● **PROBLEM TO SOLVE**
Say how many lines in the records include the string "富有弹性", adding no other words.

● **Raw records**
----
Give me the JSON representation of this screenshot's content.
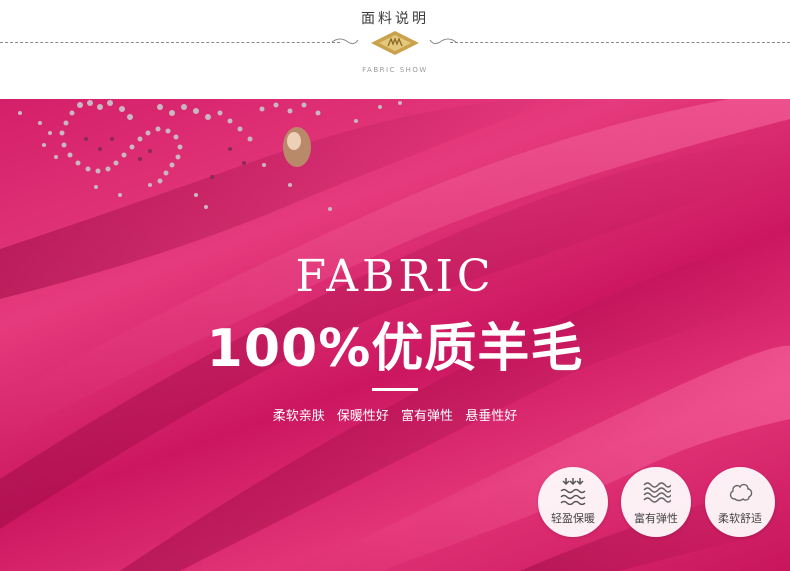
{
  "header": {
    "title": "面料说明",
    "subtitle": "FABRIC SHOW"
  },
  "hero": {
    "fabric_word": "FABRIC",
    "headline": "100%优质羊毛",
    "tagline": "柔软亲肤 保暖性好 富有弹性 悬垂性好"
  },
  "features": [
    {
      "label": "轻盈保暖",
      "icon": "warmth-waves-icon"
    },
    {
      "label": "富有弹性",
      "icon": "elastic-waves-icon"
    },
    {
      "label": "柔软舒适",
      "icon": "cotton-cloud-icon"
    }
  ],
  "colors": {
    "fabric": "#d41f69",
    "emblem_gold": "#c9a24b",
    "text_light": "#ffffff"
  }
}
----
● **SOLUTION FOR THIS PROBLEM**
2